### Do this
Copy all the material that follows, keeping every character the same.

BEGIN Available records

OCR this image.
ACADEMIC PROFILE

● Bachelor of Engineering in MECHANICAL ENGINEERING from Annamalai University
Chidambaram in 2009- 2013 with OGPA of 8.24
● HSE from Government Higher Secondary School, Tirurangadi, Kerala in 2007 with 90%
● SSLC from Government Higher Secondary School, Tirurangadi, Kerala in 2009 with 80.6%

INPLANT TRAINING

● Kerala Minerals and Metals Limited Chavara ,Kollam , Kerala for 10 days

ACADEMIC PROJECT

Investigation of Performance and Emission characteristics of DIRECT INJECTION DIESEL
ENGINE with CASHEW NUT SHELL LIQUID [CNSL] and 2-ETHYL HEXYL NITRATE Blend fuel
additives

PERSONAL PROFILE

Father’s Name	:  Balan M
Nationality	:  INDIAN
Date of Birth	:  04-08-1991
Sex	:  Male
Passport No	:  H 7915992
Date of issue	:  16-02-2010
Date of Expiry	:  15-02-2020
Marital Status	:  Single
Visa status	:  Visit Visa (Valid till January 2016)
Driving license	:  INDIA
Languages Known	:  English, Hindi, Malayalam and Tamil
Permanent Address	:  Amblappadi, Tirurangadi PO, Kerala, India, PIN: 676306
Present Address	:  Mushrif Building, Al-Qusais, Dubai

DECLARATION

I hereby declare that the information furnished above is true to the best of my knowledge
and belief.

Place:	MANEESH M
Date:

END Available records

### Expected answer
OCR this image.
ACADEMIC PROFILE

● Bachelor of Engineering in MECHANICAL ENGINEERING from Annamalai University
Chidambaram in 2009- 2013 with OGPA of 8.24
● HSE from Government Higher Secondary School, Tirurangadi, Kerala in 2007 with 90%
● SSLC from Government Higher Secondary School, Tirurangadi, Kerala in 2009 with 80.6%

INPLANT TRAINING

● Kerala Minerals and Metals Limited Chavara ,Kollam , Kerala for 10 days

ACADEMIC PROJECT

Investigation of Performance and Emission characteristics of DIRECT INJECTION DIESEL
ENGINE with CASHEW NUT SHELL LIQUID [CNSL] and 2-ETHYL HEXYL NITRATE Blend fuel
additives

PERSONAL PROFILE

Father’s Name	:  Balan M
Nationality	:  INDIAN
Date of Birth	:  04-08-1991
Sex	:  Male
Passport No	:  H 7915992
Date of issue	:  16-02-2010
Date of Expiry	:  15-02-2020
Marital Status	:  Single
Visa status	:  Visit Visa (Valid till January 2016)
Driving license	:  INDIA
Languages Known	:  English, Hindi, Malayalam and Tamil
Permanent Address	:  Amblappadi, Tirurangadi PO, Kerala, India, PIN: 676306
Present Address	:  Mushrif Building, Al-Qusais, Dubai

DECLARATION

I hereby declare that the information furnished above is true to the best of my knowledge
and belief.

Place:	MANEESH M
Date:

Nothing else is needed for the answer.